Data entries

-- start --

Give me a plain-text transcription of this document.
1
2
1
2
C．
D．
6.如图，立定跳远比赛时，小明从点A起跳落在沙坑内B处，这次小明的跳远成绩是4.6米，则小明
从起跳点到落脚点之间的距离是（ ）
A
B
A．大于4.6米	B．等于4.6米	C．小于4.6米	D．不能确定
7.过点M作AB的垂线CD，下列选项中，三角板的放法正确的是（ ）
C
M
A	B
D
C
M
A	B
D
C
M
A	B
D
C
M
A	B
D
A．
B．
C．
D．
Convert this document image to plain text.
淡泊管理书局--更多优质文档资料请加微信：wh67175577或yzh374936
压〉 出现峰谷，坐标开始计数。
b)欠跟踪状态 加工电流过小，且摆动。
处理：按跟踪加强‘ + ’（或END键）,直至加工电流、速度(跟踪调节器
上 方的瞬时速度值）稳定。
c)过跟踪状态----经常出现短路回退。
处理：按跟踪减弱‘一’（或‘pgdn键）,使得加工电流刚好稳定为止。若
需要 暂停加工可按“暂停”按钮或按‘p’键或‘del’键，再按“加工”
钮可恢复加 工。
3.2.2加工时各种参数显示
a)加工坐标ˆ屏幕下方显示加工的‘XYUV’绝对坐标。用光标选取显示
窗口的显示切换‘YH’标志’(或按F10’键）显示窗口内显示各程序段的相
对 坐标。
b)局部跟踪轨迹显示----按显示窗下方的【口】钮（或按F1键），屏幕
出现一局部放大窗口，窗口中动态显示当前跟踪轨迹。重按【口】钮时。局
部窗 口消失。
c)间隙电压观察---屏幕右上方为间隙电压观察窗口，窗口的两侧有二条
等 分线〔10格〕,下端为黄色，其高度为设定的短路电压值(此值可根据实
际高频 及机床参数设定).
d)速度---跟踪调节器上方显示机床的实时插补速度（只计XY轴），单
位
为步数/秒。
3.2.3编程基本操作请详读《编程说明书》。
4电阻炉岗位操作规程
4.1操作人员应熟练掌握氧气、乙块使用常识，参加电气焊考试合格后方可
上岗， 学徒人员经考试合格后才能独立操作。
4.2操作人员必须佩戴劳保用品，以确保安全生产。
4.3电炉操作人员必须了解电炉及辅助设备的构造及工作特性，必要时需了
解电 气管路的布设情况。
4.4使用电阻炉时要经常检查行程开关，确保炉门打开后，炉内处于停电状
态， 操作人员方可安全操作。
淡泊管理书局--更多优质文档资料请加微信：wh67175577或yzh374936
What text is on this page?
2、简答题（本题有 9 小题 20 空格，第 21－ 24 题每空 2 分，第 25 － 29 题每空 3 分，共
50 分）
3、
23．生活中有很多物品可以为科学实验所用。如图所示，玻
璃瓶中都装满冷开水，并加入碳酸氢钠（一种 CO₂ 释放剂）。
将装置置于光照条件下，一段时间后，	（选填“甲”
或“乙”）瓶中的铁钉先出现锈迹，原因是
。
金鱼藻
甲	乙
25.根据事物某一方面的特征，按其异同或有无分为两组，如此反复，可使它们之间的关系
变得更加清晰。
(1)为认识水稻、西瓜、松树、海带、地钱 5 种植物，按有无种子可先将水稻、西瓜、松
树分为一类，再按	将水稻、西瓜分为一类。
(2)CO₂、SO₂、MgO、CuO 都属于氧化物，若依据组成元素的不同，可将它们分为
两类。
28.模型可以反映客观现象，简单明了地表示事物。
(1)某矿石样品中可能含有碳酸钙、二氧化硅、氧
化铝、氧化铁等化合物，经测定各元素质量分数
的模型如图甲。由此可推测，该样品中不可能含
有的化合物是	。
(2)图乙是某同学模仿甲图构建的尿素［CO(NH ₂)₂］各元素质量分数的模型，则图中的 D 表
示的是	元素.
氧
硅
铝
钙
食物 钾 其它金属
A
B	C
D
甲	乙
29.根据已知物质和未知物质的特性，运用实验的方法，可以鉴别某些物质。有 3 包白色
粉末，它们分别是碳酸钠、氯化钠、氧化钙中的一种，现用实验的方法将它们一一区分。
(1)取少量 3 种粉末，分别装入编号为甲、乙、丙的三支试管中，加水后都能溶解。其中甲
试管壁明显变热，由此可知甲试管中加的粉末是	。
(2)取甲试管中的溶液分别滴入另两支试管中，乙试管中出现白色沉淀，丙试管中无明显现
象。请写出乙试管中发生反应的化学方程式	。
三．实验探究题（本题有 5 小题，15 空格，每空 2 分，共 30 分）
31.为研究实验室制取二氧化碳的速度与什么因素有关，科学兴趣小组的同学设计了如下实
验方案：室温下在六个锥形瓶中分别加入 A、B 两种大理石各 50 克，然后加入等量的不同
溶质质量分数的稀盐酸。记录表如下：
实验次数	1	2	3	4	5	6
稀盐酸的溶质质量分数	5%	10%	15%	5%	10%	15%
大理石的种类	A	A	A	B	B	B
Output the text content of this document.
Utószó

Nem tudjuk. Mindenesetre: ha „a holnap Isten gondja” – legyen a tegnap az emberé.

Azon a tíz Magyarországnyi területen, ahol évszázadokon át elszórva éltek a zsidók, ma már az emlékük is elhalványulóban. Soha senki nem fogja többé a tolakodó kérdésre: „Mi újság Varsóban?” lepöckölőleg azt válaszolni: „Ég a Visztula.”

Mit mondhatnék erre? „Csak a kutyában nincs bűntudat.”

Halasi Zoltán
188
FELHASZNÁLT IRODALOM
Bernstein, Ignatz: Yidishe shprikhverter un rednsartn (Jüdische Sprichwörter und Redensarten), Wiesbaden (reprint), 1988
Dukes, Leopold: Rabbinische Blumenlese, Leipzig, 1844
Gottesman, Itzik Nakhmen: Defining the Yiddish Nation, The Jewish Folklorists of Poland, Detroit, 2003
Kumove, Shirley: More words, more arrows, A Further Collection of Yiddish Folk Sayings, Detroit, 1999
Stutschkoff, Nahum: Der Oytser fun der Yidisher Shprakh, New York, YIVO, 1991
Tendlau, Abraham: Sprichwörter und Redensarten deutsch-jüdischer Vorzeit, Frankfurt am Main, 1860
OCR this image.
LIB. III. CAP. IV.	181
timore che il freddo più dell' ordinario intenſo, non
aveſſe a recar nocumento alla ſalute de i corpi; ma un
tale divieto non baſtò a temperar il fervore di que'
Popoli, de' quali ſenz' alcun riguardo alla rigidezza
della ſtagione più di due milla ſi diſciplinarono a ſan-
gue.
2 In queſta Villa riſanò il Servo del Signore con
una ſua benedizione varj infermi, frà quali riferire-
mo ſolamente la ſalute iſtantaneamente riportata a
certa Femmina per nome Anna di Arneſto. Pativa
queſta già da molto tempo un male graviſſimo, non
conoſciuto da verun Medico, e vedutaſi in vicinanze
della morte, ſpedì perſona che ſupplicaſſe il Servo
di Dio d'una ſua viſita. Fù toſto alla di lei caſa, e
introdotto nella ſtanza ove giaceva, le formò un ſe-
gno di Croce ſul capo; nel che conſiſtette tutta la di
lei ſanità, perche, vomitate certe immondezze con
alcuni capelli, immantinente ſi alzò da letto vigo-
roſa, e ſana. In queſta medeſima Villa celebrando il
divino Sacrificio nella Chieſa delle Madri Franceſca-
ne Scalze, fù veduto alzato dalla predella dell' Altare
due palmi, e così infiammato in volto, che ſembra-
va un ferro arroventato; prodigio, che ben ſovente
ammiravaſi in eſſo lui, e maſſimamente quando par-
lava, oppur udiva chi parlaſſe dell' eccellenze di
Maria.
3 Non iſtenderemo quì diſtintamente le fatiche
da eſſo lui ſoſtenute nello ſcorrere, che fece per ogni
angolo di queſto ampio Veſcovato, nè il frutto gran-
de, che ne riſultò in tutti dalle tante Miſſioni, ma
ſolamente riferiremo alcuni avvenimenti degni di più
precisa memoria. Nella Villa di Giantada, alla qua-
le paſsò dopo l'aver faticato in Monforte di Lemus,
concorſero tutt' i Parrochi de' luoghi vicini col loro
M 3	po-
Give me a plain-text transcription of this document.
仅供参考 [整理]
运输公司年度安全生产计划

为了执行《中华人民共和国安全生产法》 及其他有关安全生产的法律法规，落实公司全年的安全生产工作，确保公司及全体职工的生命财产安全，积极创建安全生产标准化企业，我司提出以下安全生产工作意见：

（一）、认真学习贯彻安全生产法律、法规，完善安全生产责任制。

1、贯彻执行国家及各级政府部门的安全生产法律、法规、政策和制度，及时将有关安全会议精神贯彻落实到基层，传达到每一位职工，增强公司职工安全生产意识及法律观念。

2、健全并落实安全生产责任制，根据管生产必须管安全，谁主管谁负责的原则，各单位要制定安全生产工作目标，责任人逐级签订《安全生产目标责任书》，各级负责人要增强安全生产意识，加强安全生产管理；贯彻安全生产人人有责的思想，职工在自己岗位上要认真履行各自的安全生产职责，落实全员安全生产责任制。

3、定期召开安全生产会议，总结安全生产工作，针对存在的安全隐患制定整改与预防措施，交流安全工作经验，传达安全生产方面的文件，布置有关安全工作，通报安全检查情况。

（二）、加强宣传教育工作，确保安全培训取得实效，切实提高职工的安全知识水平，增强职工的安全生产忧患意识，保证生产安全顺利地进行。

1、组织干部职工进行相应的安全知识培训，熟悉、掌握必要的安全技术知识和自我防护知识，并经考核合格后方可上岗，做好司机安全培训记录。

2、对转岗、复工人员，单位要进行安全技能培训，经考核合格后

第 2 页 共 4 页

-- end --

§ Stated problem:
Write out every line of the data that holds the word "alcuni".

§ Task output:
alcuni capelli, immantinente ſi alzò da letto vigo-
ſolamente riferiremo alcuni avvenimenti degni di più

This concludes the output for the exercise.